▶ **Problem details**:
Present each line of the entries below that holds the word "this".

A run of records
--- Begin ---

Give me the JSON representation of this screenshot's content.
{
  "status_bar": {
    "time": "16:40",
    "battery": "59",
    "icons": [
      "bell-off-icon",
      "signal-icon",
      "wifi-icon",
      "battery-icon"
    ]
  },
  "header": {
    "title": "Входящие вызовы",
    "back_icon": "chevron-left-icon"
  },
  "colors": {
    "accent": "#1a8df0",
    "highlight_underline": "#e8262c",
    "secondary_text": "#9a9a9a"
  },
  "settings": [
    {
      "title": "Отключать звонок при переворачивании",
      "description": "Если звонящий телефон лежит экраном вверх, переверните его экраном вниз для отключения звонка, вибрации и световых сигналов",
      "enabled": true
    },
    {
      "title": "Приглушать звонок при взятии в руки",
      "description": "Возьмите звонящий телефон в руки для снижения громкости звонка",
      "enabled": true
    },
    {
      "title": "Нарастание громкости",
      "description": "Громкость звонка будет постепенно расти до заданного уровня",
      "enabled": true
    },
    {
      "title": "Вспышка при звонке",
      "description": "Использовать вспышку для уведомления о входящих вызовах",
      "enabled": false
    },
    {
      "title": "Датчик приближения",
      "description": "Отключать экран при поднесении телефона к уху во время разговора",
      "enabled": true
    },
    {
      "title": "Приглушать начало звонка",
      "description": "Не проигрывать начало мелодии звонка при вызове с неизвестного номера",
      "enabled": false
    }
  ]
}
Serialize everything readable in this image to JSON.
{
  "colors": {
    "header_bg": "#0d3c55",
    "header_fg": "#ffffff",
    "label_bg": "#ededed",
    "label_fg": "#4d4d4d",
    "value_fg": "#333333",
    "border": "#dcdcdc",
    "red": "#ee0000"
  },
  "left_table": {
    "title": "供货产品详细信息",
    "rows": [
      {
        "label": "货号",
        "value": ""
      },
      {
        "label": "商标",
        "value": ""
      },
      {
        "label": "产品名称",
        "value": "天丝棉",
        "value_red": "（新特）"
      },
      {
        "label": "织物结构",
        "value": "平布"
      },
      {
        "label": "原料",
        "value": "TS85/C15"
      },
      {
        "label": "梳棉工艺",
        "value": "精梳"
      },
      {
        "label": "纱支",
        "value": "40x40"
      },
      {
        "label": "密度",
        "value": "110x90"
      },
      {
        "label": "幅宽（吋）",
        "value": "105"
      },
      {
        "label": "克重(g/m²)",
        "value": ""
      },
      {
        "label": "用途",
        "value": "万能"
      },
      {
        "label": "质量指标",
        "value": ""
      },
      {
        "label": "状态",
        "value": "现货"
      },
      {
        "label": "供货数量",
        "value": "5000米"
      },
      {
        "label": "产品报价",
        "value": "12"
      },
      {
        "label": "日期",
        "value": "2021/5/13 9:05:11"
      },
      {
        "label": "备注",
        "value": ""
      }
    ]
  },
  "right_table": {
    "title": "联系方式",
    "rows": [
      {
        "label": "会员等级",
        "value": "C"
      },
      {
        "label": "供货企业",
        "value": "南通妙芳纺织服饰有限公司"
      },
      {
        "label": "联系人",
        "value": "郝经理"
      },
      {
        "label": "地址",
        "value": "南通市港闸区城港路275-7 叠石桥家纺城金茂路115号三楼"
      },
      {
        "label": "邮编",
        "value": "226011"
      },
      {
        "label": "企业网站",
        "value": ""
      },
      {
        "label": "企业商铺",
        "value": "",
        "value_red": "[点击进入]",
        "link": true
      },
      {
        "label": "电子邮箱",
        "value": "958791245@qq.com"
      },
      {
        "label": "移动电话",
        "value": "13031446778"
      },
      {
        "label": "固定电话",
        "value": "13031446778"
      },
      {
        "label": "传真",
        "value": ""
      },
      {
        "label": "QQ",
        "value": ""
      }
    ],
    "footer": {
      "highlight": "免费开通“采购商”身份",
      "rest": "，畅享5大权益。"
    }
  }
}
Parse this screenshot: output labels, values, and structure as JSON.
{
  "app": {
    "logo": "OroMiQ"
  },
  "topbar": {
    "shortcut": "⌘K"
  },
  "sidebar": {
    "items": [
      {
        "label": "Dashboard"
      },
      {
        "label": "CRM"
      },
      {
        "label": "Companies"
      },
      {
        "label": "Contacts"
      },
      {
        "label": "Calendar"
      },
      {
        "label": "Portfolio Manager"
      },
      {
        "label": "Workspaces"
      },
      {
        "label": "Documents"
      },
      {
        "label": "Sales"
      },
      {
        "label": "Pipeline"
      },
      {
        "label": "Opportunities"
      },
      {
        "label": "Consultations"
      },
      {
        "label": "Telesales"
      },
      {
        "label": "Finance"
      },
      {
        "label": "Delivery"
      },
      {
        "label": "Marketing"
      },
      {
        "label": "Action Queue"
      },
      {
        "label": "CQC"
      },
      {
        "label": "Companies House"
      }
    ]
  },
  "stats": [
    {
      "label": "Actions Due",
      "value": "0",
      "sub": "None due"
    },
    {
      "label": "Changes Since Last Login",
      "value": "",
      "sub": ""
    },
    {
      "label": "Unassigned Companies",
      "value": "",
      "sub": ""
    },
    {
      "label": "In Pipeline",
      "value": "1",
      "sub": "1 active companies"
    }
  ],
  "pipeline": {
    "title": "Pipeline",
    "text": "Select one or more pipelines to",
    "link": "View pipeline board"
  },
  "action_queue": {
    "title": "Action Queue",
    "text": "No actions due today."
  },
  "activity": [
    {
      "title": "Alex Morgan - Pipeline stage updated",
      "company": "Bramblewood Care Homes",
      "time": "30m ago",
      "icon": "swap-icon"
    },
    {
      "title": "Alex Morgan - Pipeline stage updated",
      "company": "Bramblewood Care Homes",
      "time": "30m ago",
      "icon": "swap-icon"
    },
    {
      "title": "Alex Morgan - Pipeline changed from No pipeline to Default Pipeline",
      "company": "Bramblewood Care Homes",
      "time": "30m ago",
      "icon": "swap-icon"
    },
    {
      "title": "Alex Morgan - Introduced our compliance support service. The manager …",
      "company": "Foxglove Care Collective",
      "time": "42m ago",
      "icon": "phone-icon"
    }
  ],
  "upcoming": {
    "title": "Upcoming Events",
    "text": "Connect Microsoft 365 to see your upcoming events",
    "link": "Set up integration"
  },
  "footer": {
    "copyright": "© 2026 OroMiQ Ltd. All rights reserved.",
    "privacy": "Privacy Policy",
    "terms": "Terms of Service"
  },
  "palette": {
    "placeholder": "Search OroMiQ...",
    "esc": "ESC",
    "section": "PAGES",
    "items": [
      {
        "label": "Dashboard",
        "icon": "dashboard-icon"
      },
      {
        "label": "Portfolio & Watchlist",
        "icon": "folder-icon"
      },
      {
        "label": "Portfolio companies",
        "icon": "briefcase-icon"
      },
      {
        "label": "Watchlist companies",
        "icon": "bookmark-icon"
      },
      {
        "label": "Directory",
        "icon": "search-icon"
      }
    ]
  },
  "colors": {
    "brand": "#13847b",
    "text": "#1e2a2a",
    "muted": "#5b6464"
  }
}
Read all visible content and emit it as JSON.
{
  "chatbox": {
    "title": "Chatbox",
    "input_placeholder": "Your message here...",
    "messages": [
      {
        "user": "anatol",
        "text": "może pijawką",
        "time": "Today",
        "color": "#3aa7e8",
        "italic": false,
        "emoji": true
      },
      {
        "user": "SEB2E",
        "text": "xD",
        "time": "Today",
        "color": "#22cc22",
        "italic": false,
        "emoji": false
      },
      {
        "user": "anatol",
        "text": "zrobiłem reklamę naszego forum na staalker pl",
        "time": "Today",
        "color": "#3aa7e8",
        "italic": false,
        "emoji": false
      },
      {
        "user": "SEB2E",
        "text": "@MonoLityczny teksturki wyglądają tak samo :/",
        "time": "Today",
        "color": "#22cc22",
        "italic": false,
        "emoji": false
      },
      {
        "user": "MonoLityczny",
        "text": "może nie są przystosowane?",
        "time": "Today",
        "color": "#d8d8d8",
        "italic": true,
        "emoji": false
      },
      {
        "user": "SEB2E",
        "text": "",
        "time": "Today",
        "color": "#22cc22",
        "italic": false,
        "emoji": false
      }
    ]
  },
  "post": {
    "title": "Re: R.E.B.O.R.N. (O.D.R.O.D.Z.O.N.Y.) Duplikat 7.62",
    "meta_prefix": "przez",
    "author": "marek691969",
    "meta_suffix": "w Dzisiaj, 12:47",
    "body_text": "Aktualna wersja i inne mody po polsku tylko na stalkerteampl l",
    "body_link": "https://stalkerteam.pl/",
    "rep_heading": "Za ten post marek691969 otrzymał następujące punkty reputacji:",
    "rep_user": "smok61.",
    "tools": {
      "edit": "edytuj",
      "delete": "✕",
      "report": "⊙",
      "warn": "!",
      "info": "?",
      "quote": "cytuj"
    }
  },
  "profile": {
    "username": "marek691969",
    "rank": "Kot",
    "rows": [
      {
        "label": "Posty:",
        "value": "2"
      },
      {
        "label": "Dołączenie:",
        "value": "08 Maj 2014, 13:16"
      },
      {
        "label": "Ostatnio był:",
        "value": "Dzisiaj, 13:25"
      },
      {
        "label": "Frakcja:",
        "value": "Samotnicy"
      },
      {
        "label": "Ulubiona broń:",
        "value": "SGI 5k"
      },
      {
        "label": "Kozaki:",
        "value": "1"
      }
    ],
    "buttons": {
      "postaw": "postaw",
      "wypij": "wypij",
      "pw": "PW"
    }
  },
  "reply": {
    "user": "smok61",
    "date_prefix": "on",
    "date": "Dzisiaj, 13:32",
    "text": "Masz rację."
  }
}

--- End ---

▶ **Exercise answer**:
Give me the JSON representation of this screenshot's content.
Serialize everything readable in this image to JSON.
Parse this screenshot: output labels, values, and structure as JSON.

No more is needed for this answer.